§ **Exercise directions**
Scan the entries below and extract each line with the word "subtitle" in it.

##### Raw records

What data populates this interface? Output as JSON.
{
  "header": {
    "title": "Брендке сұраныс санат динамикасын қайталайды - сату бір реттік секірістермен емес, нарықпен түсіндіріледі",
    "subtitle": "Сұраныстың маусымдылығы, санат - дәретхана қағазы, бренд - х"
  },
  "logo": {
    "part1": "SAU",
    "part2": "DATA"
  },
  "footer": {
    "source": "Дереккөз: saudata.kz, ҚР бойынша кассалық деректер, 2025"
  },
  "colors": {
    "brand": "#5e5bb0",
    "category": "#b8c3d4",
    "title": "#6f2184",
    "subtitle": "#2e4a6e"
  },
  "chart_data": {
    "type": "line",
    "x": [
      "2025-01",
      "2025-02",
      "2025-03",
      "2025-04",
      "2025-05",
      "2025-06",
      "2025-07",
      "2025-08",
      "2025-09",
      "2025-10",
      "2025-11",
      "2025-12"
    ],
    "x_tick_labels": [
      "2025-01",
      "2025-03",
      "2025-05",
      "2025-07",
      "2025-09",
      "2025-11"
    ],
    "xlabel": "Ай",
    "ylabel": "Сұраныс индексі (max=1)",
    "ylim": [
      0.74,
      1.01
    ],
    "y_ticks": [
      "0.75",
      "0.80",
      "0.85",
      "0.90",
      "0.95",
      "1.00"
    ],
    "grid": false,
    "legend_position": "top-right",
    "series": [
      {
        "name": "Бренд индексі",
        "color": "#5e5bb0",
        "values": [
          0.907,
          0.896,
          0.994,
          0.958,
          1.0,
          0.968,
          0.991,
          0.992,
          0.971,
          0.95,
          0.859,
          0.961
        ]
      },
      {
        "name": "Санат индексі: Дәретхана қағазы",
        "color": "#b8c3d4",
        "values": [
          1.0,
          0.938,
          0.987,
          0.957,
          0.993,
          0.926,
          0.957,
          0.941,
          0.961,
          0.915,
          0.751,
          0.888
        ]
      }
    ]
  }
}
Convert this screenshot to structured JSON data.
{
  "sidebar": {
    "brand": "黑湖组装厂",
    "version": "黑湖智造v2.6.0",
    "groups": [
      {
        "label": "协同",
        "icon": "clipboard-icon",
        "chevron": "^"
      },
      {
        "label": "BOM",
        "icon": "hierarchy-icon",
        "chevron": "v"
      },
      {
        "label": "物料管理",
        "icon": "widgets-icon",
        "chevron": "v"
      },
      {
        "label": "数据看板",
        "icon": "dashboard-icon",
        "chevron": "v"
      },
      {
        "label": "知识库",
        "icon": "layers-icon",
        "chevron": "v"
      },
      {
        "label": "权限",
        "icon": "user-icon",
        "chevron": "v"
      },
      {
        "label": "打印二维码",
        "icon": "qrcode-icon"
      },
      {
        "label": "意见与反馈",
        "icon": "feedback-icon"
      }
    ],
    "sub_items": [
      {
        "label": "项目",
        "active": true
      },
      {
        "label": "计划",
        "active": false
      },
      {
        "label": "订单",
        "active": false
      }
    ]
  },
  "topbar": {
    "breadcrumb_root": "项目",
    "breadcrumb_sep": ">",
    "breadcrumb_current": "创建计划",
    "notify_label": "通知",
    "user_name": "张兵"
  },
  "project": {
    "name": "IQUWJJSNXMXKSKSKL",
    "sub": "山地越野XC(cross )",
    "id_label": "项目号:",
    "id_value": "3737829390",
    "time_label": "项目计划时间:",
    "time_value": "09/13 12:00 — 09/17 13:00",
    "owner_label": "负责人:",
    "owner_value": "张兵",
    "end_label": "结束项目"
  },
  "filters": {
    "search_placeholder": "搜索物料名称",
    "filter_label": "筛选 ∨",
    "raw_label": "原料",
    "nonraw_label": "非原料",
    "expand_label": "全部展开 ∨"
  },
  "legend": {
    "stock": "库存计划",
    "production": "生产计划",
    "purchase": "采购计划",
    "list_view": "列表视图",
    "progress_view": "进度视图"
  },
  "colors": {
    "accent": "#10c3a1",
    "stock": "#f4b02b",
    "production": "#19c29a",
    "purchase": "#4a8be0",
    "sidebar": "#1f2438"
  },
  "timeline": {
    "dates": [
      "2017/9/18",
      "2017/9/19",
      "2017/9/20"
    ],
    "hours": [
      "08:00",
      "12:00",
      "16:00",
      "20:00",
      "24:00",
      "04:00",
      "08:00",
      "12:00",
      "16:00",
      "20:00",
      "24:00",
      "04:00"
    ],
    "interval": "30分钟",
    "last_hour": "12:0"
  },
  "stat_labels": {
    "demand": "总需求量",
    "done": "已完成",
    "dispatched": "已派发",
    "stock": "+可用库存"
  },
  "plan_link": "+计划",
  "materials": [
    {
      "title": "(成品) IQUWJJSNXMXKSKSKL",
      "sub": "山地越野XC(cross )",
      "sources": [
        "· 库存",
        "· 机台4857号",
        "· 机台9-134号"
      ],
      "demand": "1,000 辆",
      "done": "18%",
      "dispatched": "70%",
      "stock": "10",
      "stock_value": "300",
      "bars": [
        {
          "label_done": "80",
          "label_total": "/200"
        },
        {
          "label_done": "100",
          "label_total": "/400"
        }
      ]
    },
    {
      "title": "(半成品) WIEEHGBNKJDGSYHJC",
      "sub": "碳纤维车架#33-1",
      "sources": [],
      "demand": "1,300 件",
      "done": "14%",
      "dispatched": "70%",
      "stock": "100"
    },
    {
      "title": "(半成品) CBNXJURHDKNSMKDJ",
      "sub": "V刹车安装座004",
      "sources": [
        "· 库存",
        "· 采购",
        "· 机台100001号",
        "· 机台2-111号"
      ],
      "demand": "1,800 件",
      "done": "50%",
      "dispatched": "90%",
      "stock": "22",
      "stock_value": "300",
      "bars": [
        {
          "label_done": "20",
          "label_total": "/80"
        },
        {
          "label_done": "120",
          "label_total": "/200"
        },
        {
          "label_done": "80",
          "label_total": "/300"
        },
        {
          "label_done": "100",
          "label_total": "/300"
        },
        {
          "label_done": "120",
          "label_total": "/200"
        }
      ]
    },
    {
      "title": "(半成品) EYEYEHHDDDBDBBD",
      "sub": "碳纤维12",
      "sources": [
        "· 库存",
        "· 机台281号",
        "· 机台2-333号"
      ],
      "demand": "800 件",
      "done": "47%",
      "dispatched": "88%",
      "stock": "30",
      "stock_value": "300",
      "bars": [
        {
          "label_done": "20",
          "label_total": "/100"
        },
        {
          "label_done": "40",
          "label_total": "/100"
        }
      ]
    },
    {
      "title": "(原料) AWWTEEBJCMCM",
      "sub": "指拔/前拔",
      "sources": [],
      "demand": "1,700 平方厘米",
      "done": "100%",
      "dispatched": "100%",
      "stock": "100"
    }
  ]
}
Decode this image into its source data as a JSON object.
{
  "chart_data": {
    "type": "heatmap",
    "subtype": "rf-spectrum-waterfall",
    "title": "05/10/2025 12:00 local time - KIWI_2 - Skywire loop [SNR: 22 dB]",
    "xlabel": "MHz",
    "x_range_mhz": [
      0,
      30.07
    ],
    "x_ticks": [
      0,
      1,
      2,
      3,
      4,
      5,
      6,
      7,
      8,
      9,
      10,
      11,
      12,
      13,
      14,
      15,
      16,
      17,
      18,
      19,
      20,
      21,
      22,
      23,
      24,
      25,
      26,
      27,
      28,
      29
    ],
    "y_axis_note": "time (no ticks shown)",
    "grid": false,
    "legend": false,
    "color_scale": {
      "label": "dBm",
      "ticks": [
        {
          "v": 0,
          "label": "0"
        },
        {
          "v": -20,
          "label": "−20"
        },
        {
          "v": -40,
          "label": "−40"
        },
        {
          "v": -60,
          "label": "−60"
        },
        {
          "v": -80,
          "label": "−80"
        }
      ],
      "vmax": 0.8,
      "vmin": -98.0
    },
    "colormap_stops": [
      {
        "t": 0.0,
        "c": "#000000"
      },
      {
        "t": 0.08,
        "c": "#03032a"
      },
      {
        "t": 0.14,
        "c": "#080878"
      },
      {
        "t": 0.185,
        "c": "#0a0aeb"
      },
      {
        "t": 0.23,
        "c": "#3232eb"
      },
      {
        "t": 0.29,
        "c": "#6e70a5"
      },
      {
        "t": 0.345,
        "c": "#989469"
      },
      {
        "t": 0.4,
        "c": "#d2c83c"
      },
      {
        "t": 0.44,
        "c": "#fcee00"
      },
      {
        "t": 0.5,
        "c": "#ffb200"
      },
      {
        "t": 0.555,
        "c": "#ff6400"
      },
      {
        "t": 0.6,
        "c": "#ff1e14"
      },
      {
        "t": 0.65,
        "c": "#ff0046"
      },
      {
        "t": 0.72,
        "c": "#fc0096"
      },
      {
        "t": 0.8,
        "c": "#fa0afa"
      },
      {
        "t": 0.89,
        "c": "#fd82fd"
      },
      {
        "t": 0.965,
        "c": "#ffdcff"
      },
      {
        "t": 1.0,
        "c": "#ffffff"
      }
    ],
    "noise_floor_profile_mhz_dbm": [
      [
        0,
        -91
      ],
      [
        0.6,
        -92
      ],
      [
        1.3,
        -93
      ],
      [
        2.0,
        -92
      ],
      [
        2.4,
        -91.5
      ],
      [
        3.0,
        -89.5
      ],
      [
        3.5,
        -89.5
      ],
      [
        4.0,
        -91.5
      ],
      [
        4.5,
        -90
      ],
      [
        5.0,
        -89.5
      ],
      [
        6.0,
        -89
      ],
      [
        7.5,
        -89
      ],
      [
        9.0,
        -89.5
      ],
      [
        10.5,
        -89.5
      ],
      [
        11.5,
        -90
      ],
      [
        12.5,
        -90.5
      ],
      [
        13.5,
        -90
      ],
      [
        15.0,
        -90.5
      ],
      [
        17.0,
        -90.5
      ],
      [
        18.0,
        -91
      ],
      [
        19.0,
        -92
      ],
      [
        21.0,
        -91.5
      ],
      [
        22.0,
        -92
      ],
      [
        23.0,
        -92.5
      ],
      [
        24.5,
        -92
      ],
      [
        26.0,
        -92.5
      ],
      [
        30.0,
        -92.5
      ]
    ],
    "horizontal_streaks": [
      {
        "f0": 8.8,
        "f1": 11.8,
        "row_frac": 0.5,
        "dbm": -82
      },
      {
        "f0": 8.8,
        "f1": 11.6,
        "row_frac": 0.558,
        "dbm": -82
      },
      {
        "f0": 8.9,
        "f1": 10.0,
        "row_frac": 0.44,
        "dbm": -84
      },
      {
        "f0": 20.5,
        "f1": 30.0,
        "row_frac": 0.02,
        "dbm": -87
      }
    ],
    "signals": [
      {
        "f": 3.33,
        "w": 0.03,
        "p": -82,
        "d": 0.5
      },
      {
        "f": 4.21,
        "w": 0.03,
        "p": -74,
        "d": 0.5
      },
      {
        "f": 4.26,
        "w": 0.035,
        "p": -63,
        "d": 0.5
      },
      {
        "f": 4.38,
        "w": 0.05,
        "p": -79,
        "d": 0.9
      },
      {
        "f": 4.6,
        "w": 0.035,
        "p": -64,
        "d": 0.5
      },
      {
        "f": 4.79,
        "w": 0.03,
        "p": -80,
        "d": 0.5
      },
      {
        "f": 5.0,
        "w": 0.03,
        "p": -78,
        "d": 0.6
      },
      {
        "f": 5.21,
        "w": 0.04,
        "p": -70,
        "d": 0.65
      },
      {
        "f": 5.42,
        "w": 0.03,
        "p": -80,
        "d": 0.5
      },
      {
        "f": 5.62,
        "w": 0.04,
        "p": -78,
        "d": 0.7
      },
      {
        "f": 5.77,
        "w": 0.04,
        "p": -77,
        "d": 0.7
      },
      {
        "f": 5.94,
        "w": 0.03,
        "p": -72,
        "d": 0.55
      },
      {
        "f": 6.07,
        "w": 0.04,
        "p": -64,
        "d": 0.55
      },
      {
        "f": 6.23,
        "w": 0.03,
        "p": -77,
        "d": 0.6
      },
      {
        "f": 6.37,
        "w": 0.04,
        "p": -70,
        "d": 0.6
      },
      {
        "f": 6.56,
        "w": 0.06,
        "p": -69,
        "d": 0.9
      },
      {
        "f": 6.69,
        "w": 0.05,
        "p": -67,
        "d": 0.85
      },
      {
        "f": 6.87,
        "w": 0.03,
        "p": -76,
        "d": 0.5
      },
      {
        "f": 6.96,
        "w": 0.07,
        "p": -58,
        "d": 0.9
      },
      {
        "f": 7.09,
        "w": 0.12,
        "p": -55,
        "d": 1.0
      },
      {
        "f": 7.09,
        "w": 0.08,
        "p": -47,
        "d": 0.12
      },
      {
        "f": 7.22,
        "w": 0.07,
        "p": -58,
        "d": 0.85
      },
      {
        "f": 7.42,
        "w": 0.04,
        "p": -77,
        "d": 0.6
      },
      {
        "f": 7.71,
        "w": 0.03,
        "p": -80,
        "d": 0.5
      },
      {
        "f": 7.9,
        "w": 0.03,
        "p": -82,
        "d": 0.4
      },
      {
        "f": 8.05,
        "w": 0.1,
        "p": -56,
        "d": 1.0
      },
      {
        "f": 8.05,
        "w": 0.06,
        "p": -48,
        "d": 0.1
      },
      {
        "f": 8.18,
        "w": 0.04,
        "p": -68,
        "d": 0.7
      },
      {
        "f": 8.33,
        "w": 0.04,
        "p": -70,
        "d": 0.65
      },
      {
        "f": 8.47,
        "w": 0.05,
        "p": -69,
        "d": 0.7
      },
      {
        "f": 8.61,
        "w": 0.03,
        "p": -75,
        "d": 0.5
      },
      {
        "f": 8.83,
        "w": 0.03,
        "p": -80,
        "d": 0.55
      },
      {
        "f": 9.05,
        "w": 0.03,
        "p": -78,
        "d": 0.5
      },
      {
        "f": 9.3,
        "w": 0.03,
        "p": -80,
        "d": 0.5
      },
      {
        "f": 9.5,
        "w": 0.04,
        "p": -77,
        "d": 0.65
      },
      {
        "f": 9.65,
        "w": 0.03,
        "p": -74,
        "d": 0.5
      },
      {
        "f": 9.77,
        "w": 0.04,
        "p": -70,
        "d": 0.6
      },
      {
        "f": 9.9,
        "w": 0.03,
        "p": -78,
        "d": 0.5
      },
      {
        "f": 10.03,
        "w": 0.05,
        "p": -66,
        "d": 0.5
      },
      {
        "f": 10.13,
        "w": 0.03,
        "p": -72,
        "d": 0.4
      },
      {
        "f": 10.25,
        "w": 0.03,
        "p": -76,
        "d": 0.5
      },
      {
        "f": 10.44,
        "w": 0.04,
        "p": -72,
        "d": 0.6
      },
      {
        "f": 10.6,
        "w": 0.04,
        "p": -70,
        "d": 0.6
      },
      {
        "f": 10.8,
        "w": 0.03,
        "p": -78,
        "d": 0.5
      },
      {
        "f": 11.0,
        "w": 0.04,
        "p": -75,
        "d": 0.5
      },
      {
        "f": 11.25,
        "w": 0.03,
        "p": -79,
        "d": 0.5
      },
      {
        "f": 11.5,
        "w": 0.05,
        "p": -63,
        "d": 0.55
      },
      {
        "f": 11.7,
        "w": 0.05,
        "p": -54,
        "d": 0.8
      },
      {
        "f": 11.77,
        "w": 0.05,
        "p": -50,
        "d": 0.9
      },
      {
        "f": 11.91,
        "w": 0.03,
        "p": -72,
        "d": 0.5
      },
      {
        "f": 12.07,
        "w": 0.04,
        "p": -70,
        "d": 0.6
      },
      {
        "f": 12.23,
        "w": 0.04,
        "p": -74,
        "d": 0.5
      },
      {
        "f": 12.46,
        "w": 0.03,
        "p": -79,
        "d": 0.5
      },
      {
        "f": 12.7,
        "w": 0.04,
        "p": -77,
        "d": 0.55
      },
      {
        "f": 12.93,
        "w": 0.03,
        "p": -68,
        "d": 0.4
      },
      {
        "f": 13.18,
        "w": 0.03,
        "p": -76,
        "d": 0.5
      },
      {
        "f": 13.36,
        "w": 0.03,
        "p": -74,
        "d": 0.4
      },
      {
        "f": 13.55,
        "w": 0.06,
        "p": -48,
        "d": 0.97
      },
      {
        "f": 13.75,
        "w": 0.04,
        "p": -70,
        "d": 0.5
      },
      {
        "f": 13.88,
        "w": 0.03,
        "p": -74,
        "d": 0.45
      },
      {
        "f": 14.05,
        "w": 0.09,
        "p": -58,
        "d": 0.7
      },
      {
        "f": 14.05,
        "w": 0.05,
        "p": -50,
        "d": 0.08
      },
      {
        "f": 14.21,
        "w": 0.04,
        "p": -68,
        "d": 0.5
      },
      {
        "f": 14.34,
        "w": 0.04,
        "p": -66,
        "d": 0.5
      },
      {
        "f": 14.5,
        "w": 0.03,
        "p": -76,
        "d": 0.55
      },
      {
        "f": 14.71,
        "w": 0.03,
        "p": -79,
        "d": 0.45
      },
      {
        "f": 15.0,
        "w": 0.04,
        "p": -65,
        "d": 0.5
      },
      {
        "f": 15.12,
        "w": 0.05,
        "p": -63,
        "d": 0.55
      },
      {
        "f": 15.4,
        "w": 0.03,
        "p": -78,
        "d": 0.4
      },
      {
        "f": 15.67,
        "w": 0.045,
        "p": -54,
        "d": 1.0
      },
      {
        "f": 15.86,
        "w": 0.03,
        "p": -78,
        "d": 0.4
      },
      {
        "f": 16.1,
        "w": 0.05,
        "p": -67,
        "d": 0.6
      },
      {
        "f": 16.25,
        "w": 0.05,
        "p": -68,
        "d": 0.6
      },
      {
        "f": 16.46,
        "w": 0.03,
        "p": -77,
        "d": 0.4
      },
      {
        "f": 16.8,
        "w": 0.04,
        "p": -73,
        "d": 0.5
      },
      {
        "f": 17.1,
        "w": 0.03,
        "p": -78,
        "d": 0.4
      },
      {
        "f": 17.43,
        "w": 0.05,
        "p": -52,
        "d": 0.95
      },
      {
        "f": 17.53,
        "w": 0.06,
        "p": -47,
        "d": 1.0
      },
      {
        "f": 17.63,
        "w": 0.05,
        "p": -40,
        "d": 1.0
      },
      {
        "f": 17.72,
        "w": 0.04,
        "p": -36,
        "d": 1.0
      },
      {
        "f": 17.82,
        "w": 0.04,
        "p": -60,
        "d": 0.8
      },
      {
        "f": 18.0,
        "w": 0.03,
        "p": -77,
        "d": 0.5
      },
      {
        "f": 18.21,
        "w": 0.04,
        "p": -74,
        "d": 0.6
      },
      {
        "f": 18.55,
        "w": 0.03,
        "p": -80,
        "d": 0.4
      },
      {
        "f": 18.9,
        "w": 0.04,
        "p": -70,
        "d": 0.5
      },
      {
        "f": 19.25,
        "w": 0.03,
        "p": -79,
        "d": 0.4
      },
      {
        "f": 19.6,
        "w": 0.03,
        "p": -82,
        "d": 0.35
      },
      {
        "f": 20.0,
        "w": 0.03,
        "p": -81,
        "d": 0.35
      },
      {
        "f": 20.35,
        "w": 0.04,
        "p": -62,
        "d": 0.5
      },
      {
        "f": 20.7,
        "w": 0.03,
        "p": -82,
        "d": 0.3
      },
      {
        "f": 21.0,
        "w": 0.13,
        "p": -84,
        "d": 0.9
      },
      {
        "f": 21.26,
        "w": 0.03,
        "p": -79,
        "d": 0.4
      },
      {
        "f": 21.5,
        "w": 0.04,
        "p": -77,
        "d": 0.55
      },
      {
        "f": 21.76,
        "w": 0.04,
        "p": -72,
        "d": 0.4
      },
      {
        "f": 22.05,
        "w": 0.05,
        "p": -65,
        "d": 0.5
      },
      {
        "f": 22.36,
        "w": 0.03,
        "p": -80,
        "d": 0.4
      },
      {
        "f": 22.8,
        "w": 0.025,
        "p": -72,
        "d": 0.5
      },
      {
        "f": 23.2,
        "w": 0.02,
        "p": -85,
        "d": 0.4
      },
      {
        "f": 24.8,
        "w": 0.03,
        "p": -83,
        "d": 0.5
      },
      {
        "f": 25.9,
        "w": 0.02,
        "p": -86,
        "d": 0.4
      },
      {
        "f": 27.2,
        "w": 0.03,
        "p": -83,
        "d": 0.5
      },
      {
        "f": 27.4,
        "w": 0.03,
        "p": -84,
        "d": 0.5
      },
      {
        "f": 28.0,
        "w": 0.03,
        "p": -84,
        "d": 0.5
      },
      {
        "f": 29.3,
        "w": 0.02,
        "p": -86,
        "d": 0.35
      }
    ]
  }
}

##########

§ **Answer to the task**
    "subtitle": "Сұраныстың маусымдылығы, санат - дәретхана қағазы, бренд - х"
    "subtitle": "#2e4a6e"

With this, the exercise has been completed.